====== Source material ======

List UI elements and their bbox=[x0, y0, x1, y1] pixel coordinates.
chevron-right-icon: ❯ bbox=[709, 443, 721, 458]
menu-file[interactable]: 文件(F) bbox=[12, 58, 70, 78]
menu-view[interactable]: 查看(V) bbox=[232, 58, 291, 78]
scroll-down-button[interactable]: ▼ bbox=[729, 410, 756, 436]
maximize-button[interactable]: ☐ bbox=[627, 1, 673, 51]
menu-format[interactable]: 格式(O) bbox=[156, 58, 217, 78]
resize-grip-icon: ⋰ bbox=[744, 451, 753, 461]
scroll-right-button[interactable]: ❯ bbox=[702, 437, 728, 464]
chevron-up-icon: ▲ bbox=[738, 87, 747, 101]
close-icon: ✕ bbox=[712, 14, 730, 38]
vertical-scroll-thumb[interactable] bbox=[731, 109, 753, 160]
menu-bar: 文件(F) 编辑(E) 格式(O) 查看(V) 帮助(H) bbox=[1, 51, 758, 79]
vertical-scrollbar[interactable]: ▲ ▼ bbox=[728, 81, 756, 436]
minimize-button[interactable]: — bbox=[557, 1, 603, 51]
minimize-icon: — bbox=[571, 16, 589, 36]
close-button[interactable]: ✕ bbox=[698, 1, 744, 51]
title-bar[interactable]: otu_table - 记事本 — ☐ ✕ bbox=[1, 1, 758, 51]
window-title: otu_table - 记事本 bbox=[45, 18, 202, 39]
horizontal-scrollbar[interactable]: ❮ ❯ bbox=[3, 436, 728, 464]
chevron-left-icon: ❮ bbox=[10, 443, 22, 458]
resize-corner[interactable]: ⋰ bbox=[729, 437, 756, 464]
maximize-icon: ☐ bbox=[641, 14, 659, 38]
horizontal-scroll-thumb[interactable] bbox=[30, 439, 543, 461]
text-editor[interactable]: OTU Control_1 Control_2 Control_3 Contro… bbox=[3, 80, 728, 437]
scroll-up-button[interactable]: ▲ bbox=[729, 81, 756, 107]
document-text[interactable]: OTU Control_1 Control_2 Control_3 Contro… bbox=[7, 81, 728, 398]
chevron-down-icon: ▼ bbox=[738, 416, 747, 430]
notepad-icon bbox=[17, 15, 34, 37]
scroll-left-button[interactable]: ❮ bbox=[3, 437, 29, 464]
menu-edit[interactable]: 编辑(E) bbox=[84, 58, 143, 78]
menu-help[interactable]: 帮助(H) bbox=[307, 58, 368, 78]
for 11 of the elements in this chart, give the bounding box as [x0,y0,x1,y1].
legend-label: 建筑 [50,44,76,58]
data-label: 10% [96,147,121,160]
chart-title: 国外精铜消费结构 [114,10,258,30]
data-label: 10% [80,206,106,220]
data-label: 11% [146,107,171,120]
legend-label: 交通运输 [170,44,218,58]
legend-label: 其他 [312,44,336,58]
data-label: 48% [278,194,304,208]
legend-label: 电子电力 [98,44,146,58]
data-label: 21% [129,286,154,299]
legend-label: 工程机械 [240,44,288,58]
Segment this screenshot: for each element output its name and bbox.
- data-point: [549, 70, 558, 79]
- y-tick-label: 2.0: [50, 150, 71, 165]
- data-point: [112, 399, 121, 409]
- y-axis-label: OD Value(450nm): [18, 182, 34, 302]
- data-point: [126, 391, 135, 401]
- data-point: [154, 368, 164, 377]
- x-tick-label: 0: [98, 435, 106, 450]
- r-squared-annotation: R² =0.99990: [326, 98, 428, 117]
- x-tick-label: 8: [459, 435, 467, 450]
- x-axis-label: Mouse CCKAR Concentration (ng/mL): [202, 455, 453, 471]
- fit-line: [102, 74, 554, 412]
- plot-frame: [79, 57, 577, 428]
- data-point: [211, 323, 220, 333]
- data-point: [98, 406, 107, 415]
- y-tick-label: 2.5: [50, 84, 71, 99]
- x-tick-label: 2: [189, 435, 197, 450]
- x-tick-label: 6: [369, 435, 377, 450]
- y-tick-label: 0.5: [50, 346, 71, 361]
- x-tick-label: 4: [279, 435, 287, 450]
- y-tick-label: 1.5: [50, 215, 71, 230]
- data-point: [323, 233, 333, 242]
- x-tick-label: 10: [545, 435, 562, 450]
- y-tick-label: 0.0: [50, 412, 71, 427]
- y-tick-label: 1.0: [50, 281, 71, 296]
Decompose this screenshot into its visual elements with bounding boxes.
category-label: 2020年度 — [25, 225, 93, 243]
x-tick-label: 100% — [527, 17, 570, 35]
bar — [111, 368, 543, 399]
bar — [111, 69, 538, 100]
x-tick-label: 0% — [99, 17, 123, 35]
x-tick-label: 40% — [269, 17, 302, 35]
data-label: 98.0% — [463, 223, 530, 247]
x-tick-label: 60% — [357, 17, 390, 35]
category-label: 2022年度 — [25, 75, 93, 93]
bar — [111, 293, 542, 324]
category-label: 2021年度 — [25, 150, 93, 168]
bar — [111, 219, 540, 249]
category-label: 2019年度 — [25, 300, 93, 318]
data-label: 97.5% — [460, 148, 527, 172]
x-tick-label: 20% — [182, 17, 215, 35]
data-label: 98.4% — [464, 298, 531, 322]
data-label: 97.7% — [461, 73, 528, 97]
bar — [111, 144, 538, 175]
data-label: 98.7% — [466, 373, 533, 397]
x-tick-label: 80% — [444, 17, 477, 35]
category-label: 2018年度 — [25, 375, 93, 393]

======

## [Description of the task]
Please return every line of the entries above unchanged.

## [Full answer]
List UI elements and their bbox=[x0, y0, x1, y1] pixel coordinates.
chevron-right-icon: ❯ bbox=[709, 443, 721, 458]
menu-file[interactable]: 文件(F) bbox=[12, 58, 70, 78]
menu-view[interactable]: 查看(V) bbox=[232, 58, 291, 78]
scroll-down-button[interactable]: ▼ bbox=[729, 410, 756, 436]
maximize-button[interactable]: ☐ bbox=[627, 1, 673, 51]
menu-format[interactable]: 格式(O) bbox=[156, 58, 217, 78]
resize-grip-icon: ⋰ bbox=[744, 451, 753, 461]
scroll-right-button[interactable]: ❯ bbox=[702, 437, 728, 464]
chevron-up-icon: ▲ bbox=[738, 87, 747, 101]
close-icon: ✕ bbox=[712, 14, 730, 38]
vertical-scroll-thumb[interactable] bbox=[731, 109, 753, 160]
menu-bar: 文件(F) 编辑(E) 格式(O) 查看(V) 帮助(H) bbox=[1, 51, 758, 79]
vertical-scrollbar[interactable]: ▲ ▼ bbox=[728, 81, 756, 436]
minimize-button[interactable]: — bbox=[557, 1, 603, 51]
minimize-icon: — bbox=[571, 16, 589, 36]
close-button[interactable]: ✕ bbox=[698, 1, 744, 51]
title-bar[interactable]: otu_table - 记事本 — ☐ ✕ bbox=[1, 1, 758, 51]
window-title: otu_table - 记事本 bbox=[45, 18, 202, 39]
horizontal-scrollbar[interactable]: ❮ ❯ bbox=[3, 436, 728, 464]
chevron-left-icon: ❮ bbox=[10, 443, 22, 458]
resize-corner[interactable]: ⋰ bbox=[729, 437, 756, 464]
maximize-icon: ☐ bbox=[641, 14, 659, 38]
horizontal-scroll-thumb[interactable] bbox=[30, 439, 543, 461]
text-editor[interactable]: OTU Control_1 Control_2 Control_3 Contro… bbox=[3, 80, 728, 437]
scroll-up-button[interactable]: ▲ bbox=[729, 81, 756, 107]
document-text[interactable]: OTU Control_1 Control_2 Control_3 Contro… bbox=[7, 81, 728, 398]
chevron-down-icon: ▼ bbox=[738, 416, 747, 430]
notepad-icon bbox=[17, 15, 34, 37]
scroll-left-button[interactable]: ❮ bbox=[3, 437, 29, 464]
menu-edit[interactable]: 编辑(E) bbox=[84, 58, 143, 78]
menu-help[interactable]: 帮助(H) bbox=[307, 58, 368, 78]
for 11 of the elements in this chart, give the bounding box as [x0,y0,x1,y1].
legend-label: 建筑 [50,44,76,58]
data-label: 10% [96,147,121,160]
chart-title: 国外精铜消费结构 [114,10,258,30]
data-label: 10% [80,206,106,220]
data-label: 11% [146,107,171,120]
legend-label: 交通运输 [170,44,218,58]
legend-label: 其他 [312,44,336,58]
data-label: 48% [278,194,304,208]
legend-label: 电子电力 [98,44,146,58]
data-label: 21% [129,286,154,299]
legend-label: 工程机械 [240,44,288,58]
Segment this screenshot: for each element output its name and bbox.
- data-point: [549, 70, 558, 79]
- y-tick-label: 2.0: [50, 150, 71, 165]
- data-point: [112, 399, 121, 409]
- y-axis-label: OD Value(450nm): [18, 182, 34, 302]
- data-point: [126, 391, 135, 401]
- data-point: [154, 368, 164, 377]
- x-tick-label: 0: [98, 435, 106, 450]
- r-squared-annotation: R² =0.99990: [326, 98, 428, 117]
- x-tick-label: 8: [459, 435, 467, 450]
- x-axis-label: Mouse CCKAR Concentration (ng/mL): [202, 455, 453, 471]
- fit-line: [102, 74, 554, 412]
- plot-frame: [79, 57, 577, 428]
- data-point: [211, 323, 220, 333]
- data-point: [98, 406, 107, 415]
- y-tick-label: 2.5: [50, 84, 71, 99]
- x-tick-label: 2: [189, 435, 197, 450]
- x-tick-label: 6: [369, 435, 377, 450]
- y-tick-label: 0.5: [50, 346, 71, 361]
- x-tick-label: 4: [279, 435, 287, 450]
- y-tick-label: 1.5: [50, 215, 71, 230]
- data-point: [323, 233, 333, 242]
- x-tick-label: 10: [545, 435, 562, 450]
- y-tick-label: 0.0: [50, 412, 71, 427]
- y-tick-label: 1.0: [50, 281, 71, 296]
Decompose this screenshot into its visual elements with bounding boxes.
category-label: 2020年度 — [25, 225, 93, 243]
x-tick-label: 100% — [527, 17, 570, 35]
bar — [111, 368, 543, 399]
bar — [111, 69, 538, 100]
x-tick-label: 0% — [99, 17, 123, 35]
x-tick-label: 40% — [269, 17, 302, 35]
data-label: 98.0% — [463, 223, 530, 247]
x-tick-label: 60% — [357, 17, 390, 35]
category-label: 2022年度 — [25, 75, 93, 93]
bar — [111, 293, 542, 324]
category-label: 2021年度 — [25, 150, 93, 168]
bar — [111, 219, 540, 249]
category-label: 2019年度 — [25, 300, 93, 318]
data-label: 97.5% — [460, 148, 527, 172]
x-tick-label: 20% — [182, 17, 215, 35]
data-label: 98.4% — [464, 298, 531, 322]
data-label: 97.7% — [461, 73, 528, 97]
bar — [111, 144, 538, 175]
data-label: 98.7% — [466, 373, 533, 397]
x-tick-label: 80% — [444, 17, 477, 35]
category-label: 2018年度 — [25, 375, 93, 393]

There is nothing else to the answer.